The request: Each line of the material below should be reproduced exactly.
>> start Given information
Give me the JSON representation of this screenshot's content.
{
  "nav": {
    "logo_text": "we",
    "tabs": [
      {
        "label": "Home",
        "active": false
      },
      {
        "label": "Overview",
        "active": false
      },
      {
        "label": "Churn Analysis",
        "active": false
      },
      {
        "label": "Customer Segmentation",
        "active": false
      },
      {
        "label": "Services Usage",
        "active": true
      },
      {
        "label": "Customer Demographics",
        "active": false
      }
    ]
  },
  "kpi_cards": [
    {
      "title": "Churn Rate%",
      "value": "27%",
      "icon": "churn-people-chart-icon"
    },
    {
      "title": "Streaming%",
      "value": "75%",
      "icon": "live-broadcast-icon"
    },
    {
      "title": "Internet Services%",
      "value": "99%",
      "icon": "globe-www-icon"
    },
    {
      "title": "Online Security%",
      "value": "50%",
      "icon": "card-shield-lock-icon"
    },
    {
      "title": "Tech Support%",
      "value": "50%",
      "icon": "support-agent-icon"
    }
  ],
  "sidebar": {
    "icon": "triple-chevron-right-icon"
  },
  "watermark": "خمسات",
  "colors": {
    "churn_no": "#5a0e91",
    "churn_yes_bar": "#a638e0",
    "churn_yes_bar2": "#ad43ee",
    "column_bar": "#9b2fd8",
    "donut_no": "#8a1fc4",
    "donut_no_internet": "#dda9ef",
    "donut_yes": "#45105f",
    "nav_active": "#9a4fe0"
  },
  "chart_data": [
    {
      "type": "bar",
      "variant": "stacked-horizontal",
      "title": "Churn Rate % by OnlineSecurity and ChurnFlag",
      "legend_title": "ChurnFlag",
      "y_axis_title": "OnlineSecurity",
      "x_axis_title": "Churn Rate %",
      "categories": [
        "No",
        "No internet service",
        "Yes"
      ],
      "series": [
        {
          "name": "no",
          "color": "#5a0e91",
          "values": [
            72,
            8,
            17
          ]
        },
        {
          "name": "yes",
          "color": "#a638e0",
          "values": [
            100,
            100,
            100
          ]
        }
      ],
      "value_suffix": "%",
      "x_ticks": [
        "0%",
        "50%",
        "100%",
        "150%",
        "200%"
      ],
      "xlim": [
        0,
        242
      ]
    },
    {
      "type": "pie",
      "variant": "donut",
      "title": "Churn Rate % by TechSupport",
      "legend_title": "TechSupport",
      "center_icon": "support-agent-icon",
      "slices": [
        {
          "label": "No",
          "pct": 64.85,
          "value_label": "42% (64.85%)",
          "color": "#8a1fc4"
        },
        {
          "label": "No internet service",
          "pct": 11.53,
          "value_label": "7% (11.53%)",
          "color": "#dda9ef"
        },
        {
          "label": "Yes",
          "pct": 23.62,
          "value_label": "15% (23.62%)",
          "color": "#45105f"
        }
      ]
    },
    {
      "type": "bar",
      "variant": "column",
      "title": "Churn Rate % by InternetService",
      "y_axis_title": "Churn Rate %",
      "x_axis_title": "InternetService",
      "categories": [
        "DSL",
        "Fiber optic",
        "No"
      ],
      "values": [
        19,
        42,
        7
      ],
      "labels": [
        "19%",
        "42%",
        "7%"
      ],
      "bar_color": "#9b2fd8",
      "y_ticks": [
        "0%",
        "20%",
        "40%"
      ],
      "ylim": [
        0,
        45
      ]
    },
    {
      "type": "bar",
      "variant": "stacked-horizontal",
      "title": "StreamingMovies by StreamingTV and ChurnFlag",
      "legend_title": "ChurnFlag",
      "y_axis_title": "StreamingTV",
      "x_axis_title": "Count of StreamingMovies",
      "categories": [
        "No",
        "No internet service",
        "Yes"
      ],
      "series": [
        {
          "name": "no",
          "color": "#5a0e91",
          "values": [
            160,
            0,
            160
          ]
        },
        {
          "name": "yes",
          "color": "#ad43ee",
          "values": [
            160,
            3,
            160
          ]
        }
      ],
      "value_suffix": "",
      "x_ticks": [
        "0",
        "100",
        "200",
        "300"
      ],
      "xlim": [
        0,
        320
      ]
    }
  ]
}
>> end Given information
Solved exercise:
Give me the JSON representation of this screenshot's content.
{
  "nav": {
    "logo_text": "we",
    "tabs": [
      {
        "label": "Home",
        "active": false
      },
      {
        "label": "Overview",
        "active": false
      },
      {
        "label": "Churn Analysis",
        "active": false
      },
      {
        "label": "Customer Segmentation",
        "active": false
      },
      {
        "label": "Services Usage",
        "active": true
      },
      {
        "label": "Customer Demographics",
        "active": false
      }
    ]
  },
  "kpi_cards": [
    {
      "title": "Churn Rate%",
      "value": "27%",
      "icon": "churn-people-chart-icon"
    },
    {
      "title": "Streaming%",
      "value": "75%",
      "icon": "live-broadcast-icon"
    },
    {
      "title": "Internet Services%",
      "value": "99%",
      "icon": "globe-www-icon"
    },
    {
      "title": "Online Security%",
      "value": "50%",
      "icon": "card-shield-lock-icon"
    },
    {
      "title": "Tech Support%",
      "value": "50%",
      "icon": "support-agent-icon"
    }
  ],
  "sidebar": {
    "icon": "triple-chevron-right-icon"
  },
  "watermark": "خمسات",
  "colors": {
    "churn_no": "#5a0e91",
    "churn_yes_bar": "#a638e0",
    "churn_yes_bar2": "#ad43ee",
    "column_bar": "#9b2fd8",
    "donut_no": "#8a1fc4",
    "donut_no_internet": "#dda9ef",
    "donut_yes": "#45105f",
    "nav_active": "#9a4fe0"
  },
  "chart_data": [
    {
      "type": "bar",
      "variant": "stacked-horizontal",
      "title": "Churn Rate % by OnlineSecurity and ChurnFlag",
      "legend_title": "ChurnFlag",
      "y_axis_title": "OnlineSecurity",
      "x_axis_title": "Churn Rate %",
      "categories": [
        "No",
        "No internet service",
        "Yes"
      ],
      "series": [
        {
          "name": "no",
          "color": "#5a0e91",
          "values": [
            72,
            8,
            17
          ]
        },
        {
          "name": "yes",
          "color": "#a638e0",
          "values": [
            100,
            100,
            100
          ]
        }
      ],
      "value_suffix": "%",
      "x_ticks": [
        "0%",
        "50%",
        "100%",
        "150%",
        "200%"
      ],
      "xlim": [
        0,
        242
      ]
    },
    {
      "type": "pie",
      "variant": "donut",
      "title": "Churn Rate % by TechSupport",
      "legend_title": "TechSupport",
      "center_icon": "support-agent-icon",
      "slices": [
        {
          "label": "No",
          "pct": 64.85,
          "value_label": "42% (64.85%)",
          "color": "#8a1fc4"
        },
        {
          "label": "No internet service",
          "pct": 11.53,
          "value_label": "7% (11.53%)",
          "color": "#dda9ef"
        },
        {
          "label": "Yes",
          "pct": 23.62,
          "value_label": "15% (23.62%)",
          "color": "#45105f"
        }
      ]
    },
    {
      "type": "bar",
      "variant": "column",
      "title": "Churn Rate % by InternetService",
      "y_axis_title": "Churn Rate %",
      "x_axis_title": "InternetService",
      "categories": [
        "DSL",
        "Fiber optic",
        "No"
      ],
      "values": [
        19,
        42,
        7
      ],
      "labels": [
        "19%",
        "42%",
        "7%"
      ],
      "bar_color": "#9b2fd8",
      "y_ticks": [
        "0%",
        "20%",
        "40%"
      ],
      "ylim": [
        0,
        45
      ]
    },
    {
      "type": "bar",
      "variant": "stacked-horizontal",
      "title": "StreamingMovies by StreamingTV and ChurnFlag",
      "legend_title": "ChurnFlag",
      "y_axis_title": "StreamingTV",
      "x_axis_title": "Count of StreamingMovies",
      "categories": [
        "No",
        "No internet service",
        "Yes"
      ],
      "series": [
        {
          "name": "no",
          "color": "#5a0e91",
          "values": [
            160,
            0,
            160
          ]
        },
        {
          "name": "yes",
          "color": "#ad43ee",
          "values": [
            160,
            3,
            160
          ]
        }
      ],
      "value_suffix": "",
      "x_ticks": [
        "0",
        "100",
        "200",
        "300"
      ],
      "xlim": [
        0,
        320
      ]
    }
  ]
}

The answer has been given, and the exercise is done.